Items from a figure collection
"""

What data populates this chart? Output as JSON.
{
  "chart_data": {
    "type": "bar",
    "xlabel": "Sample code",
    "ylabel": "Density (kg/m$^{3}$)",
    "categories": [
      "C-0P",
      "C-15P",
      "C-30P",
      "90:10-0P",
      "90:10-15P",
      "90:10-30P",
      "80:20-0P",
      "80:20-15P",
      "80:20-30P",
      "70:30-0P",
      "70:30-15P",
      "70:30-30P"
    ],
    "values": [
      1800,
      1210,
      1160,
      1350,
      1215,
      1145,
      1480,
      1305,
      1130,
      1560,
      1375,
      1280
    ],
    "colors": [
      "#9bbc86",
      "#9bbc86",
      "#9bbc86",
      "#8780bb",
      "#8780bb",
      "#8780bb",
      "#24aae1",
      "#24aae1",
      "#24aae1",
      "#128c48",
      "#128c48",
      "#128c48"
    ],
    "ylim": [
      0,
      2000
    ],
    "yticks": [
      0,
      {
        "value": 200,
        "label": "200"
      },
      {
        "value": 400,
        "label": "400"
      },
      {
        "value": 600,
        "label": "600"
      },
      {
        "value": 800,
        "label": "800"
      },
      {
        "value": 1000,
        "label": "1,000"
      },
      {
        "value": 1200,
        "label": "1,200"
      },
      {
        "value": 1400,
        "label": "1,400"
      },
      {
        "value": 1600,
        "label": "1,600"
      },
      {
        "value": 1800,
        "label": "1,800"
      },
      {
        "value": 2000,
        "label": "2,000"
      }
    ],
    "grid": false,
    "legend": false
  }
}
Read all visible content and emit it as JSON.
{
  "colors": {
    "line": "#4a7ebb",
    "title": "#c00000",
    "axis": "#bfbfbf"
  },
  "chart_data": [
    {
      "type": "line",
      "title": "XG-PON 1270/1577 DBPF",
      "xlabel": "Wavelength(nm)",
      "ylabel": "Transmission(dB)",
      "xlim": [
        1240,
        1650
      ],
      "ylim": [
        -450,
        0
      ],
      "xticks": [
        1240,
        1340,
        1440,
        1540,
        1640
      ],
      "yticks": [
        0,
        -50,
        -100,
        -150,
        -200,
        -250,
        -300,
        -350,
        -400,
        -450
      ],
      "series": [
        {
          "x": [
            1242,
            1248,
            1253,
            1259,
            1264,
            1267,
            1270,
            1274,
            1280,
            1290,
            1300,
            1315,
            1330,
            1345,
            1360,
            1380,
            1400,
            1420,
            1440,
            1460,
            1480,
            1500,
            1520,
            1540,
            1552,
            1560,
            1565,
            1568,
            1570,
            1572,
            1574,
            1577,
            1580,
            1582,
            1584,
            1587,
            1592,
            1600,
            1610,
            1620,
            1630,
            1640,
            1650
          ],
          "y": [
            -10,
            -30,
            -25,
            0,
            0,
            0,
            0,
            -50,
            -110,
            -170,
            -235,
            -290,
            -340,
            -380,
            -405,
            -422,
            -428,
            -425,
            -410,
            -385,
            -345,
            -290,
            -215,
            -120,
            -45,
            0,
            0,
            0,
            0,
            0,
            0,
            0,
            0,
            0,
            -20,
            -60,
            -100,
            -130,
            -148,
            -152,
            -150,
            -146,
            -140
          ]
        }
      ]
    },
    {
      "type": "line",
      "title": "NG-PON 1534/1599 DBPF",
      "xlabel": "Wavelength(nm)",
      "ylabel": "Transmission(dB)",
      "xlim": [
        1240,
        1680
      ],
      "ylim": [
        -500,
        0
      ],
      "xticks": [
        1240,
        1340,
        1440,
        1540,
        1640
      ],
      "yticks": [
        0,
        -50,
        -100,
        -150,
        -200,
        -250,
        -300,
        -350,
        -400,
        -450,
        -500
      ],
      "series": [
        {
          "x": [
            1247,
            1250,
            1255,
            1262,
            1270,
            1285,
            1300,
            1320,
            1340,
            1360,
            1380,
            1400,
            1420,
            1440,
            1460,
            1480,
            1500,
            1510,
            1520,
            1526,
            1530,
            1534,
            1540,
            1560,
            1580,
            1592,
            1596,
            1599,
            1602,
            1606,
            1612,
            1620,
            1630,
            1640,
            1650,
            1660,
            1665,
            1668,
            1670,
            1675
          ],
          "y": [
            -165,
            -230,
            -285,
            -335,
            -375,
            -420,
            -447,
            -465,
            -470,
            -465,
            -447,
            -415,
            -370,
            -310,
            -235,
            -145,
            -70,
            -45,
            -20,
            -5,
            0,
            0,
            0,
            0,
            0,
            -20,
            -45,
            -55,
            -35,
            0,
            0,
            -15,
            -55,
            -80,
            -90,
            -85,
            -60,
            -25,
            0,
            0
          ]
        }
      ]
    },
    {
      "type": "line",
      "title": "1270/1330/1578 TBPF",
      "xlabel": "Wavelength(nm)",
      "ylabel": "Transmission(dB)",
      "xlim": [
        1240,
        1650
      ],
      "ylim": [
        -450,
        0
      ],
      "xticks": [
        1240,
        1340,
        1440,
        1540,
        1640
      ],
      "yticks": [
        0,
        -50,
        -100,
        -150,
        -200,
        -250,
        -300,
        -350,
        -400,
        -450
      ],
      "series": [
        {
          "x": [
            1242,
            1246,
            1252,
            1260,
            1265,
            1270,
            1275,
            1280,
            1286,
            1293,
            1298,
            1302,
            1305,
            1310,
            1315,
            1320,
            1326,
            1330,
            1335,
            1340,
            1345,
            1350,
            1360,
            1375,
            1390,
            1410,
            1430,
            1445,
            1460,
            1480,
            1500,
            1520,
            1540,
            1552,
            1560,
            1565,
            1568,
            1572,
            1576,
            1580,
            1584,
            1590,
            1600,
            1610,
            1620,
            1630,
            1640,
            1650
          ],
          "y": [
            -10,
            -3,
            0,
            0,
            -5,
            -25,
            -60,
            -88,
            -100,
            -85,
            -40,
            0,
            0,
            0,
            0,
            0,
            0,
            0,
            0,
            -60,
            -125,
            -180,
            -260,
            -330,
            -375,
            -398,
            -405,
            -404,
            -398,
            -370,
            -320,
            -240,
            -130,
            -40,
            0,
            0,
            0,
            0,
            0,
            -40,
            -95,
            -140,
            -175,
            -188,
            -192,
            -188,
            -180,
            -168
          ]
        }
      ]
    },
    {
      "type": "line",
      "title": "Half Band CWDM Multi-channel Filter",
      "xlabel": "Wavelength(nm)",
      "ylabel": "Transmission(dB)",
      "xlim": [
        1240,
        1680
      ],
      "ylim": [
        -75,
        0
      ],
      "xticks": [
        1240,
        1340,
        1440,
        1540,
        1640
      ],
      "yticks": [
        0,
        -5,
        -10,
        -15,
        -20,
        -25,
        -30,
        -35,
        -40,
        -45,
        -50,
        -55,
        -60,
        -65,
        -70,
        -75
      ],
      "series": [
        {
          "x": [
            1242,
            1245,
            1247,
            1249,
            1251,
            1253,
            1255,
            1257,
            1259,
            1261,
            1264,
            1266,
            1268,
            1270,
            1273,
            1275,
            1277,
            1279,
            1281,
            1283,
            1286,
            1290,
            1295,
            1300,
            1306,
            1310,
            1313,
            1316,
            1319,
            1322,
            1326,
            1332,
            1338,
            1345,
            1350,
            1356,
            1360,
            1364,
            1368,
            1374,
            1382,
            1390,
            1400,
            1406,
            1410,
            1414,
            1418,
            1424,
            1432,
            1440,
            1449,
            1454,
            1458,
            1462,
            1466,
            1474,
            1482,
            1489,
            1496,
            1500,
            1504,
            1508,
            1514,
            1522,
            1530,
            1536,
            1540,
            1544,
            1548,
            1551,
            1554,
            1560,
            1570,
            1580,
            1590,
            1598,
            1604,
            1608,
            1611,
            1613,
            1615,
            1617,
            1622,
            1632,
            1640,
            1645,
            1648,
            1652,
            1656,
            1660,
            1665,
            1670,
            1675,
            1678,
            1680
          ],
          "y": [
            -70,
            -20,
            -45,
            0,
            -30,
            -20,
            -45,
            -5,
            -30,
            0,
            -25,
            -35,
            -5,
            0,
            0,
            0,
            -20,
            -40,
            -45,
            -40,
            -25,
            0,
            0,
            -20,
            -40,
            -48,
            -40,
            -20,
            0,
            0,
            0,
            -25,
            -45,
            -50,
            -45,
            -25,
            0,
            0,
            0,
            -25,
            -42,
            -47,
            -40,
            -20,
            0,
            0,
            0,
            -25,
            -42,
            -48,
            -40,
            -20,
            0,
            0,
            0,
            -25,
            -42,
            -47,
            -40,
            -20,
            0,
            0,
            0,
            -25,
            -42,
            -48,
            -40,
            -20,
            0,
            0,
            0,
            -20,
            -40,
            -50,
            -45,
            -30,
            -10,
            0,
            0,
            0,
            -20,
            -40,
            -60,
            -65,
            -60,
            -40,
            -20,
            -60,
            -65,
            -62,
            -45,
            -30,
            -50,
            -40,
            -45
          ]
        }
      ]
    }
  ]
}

"""

:: SET EXERCISE ::
Every line holding "DBPF" should be copied out.

:: PROBLEM SOLUTION ::
      "title": "XG-PON 1270/1577 DBPF",
      "title": "NG-PON 1534/1599 DBPF",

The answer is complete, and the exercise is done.